## Begin DATASET RECORDS

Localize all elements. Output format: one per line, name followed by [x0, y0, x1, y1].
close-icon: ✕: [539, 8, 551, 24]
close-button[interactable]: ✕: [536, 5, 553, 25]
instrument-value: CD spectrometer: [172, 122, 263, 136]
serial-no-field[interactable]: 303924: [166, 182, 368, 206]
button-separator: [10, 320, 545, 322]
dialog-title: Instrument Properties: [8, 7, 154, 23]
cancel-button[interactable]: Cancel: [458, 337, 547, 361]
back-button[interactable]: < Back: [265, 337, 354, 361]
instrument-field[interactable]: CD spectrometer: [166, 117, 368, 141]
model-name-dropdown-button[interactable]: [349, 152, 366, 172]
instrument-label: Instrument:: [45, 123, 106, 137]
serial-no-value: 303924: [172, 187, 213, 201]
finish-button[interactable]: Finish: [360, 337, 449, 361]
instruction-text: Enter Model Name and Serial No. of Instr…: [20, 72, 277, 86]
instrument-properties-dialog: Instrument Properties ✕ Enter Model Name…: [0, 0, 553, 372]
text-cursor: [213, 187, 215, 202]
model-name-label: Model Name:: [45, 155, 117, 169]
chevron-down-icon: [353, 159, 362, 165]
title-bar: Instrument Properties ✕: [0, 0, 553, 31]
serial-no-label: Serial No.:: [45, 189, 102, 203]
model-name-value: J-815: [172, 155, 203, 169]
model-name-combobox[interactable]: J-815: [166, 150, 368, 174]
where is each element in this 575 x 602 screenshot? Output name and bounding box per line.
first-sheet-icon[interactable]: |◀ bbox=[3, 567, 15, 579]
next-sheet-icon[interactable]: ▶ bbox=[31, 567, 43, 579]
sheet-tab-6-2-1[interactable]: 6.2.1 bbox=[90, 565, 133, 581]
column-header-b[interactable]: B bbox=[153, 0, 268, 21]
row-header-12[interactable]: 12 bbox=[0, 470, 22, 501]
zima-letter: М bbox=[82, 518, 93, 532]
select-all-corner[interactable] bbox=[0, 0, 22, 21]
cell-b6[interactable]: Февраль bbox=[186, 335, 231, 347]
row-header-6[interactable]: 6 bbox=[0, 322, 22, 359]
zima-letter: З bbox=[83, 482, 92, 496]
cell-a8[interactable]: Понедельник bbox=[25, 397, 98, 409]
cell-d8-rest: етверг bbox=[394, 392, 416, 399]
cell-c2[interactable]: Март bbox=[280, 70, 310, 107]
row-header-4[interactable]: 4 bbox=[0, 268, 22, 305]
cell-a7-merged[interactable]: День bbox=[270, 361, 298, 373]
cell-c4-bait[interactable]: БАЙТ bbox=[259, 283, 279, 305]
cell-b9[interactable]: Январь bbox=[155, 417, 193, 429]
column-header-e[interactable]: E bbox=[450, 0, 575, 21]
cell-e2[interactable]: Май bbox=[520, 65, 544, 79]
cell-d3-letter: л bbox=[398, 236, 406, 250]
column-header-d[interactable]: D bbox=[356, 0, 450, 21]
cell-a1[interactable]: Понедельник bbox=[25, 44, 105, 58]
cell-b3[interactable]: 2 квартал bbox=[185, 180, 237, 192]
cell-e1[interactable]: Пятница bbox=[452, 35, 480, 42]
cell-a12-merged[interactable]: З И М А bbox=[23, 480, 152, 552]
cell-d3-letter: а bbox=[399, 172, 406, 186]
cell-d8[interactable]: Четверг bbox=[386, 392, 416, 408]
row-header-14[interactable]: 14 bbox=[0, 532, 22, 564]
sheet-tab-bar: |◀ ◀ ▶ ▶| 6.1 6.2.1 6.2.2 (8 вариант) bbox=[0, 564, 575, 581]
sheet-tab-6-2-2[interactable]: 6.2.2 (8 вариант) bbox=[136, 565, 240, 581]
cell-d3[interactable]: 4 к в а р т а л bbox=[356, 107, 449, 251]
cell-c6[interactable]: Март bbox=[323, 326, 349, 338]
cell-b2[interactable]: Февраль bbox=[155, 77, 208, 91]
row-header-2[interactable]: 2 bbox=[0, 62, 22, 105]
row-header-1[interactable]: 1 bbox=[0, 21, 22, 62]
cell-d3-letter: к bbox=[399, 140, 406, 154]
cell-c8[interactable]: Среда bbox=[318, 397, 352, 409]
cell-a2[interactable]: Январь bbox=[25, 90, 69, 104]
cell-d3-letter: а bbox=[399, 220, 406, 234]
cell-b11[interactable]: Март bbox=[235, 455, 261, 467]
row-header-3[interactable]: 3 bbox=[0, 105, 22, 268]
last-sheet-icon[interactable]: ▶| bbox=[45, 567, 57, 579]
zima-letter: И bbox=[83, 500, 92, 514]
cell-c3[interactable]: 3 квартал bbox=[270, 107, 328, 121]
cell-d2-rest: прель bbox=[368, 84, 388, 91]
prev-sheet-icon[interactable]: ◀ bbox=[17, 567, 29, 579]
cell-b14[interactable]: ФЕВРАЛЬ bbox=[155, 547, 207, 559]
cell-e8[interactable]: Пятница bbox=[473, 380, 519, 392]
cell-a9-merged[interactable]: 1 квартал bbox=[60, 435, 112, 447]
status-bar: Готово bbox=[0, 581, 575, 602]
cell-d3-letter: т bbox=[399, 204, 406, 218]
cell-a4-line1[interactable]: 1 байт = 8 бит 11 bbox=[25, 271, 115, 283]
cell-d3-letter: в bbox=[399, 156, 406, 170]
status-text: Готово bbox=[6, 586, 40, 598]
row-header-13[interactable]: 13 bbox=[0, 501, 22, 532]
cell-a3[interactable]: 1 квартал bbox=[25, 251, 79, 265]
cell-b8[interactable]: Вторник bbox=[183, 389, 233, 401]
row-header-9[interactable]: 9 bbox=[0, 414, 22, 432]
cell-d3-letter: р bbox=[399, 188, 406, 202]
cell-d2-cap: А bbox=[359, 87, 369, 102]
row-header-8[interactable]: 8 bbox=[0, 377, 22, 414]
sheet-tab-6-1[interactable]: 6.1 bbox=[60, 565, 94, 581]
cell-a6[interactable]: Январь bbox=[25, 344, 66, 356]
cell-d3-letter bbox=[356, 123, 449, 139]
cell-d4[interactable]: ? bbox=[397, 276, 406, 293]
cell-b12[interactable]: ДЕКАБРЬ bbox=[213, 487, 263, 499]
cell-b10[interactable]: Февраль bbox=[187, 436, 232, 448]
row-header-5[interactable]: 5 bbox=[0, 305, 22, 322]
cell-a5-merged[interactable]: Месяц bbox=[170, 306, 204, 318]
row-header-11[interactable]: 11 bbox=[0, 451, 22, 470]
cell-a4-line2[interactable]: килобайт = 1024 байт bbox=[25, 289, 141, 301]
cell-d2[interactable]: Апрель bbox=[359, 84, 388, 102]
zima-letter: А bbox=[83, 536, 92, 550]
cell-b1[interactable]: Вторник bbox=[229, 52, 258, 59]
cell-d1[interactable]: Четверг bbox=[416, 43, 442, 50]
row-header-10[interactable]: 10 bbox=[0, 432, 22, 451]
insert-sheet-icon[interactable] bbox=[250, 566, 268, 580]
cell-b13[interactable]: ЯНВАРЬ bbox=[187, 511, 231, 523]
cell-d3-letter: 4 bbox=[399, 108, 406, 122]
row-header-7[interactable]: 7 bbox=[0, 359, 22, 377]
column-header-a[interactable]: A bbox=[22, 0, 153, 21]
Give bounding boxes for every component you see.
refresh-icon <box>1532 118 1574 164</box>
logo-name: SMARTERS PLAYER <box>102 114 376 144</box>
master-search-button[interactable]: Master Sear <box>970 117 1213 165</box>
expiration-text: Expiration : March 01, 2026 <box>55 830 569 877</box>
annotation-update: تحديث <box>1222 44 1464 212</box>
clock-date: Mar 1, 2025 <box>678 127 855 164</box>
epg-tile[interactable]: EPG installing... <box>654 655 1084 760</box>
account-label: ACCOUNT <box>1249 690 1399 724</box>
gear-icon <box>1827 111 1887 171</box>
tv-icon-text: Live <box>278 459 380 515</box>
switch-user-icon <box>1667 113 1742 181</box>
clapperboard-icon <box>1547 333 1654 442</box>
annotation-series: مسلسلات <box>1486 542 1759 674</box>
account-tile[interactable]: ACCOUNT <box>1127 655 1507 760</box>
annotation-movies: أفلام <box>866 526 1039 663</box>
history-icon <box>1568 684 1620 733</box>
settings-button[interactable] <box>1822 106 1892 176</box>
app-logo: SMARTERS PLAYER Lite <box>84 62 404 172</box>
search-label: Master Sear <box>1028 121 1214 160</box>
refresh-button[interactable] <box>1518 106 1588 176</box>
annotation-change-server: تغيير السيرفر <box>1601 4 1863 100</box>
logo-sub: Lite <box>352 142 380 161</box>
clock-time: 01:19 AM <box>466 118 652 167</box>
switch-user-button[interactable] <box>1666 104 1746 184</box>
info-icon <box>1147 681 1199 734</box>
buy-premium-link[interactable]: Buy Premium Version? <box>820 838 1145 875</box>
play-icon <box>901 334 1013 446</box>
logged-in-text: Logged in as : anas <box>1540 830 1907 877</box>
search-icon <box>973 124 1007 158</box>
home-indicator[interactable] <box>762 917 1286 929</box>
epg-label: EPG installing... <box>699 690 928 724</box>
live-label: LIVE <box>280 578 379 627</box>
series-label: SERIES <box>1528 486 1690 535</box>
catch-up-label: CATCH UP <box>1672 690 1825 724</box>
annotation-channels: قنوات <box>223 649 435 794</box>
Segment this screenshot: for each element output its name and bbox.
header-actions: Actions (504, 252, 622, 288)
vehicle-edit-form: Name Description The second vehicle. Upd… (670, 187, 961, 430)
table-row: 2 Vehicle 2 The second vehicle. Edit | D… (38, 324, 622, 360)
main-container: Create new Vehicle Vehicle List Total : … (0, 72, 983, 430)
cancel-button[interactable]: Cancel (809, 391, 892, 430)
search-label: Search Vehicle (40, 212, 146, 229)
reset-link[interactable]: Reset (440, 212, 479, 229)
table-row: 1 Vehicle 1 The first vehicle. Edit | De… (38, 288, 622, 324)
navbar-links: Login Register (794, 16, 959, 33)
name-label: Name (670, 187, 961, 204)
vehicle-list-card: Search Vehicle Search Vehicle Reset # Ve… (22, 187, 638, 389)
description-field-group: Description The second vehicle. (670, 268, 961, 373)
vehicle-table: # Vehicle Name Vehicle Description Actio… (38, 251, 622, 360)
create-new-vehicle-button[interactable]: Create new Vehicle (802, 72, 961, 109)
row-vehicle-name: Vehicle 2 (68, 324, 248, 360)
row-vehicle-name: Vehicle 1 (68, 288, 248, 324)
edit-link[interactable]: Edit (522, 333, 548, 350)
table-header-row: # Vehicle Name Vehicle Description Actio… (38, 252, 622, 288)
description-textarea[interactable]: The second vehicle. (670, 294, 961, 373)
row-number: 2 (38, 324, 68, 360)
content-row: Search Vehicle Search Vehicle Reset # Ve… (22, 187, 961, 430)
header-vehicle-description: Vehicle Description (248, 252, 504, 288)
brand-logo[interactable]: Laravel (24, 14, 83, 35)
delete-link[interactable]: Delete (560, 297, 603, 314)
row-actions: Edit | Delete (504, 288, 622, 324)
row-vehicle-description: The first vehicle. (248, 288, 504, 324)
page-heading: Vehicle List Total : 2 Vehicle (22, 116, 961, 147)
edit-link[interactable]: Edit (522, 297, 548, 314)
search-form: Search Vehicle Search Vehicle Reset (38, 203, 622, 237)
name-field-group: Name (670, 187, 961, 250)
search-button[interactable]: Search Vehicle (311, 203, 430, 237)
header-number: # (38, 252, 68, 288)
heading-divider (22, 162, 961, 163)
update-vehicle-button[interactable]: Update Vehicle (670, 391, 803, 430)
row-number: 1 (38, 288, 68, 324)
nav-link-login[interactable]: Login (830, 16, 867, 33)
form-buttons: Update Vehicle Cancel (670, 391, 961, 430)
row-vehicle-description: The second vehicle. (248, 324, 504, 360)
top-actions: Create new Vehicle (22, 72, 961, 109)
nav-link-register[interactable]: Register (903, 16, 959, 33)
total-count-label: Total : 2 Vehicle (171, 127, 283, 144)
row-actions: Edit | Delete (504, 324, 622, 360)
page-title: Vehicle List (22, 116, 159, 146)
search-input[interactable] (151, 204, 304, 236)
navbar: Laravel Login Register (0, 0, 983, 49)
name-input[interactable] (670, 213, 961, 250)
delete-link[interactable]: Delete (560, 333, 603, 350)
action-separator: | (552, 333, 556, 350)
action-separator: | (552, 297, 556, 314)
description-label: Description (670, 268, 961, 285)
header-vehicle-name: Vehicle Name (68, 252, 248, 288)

## End DATASET RECORDS

### EXERCISE INSTRUCTIONS
Return the lines from the beginning of the records through the line containing "dialog-title: Instrument Properties: [8, 7, 154, 23]", copying them word for word.

### ANSWER TO THIS EXERCISE
Localize all elements. Output format: one per line, name followed by [x0, y0, x1, y1].
close-icon: ✕: [539, 8, 551, 24]
close-button[interactable]: ✕: [536, 5, 553, 25]
instrument-value: CD spectrometer: [172, 122, 263, 136]
serial-no-field[interactable]: 303924: [166, 182, 368, 206]
button-separator: [10, 320, 545, 322]
dialog-title: Instrument Properties: [8, 7, 154, 23]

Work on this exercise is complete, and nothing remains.